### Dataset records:
------

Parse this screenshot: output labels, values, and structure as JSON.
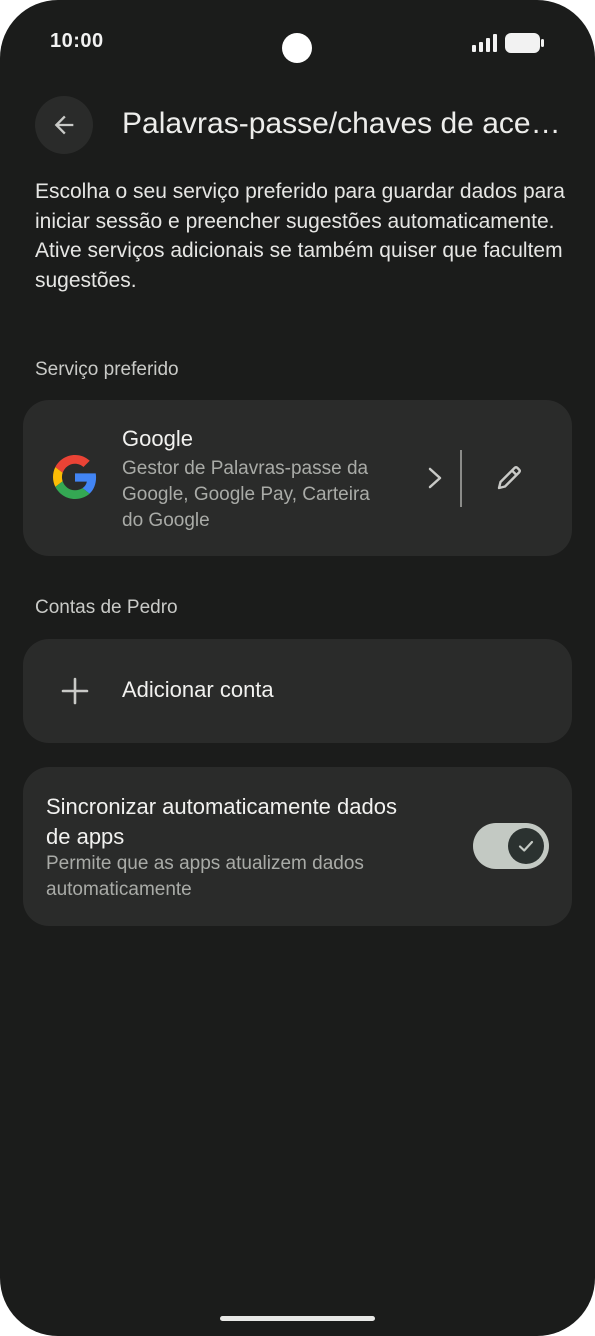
{
  "status_bar": {
    "time": "10:00"
  },
  "header": {
    "title": "Palavras-passe/chaves de acesso e contas",
    "back_icon": "arrow-left-icon"
  },
  "description": "Escolha o seu serviço preferido para guardar dados para iniciar sessão e preencher sugestões automaticamente. Ative serviços adicionais se também quiser que facultem sugestões.",
  "preferred_service": {
    "section_label": "Serviço preferido",
    "name": "Google",
    "description": "Gestor de Palavras-passe da Google, Google Pay, Carteira do Google",
    "logo_icon": "google-g-icon",
    "chevron_icon": "chevron-right-icon",
    "edit_icon": "pencil-icon"
  },
  "accounts": {
    "section_label": "Contas de Pedro",
    "add_label": "Adicionar conta",
    "add_icon": "plus-icon"
  },
  "sync": {
    "title": "Sincronizar automaticamente dados de apps",
    "description": "Permite que as apps atualizem dados automaticamente",
    "enabled": true
  },
  "colors": {
    "background": "#1b1c1b",
    "card": "#2a2b2a",
    "toggle_track": "#c3c9c3",
    "toggle_knob": "#2b3230"
  }
}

------

From the entries above, return each line with the word "passe" in it.

    "title": "Palavras-passe/chaves de acesso e contas",
    "description": "Gestor de Palavras-passe da Google, Google Pay, Carteira do Google",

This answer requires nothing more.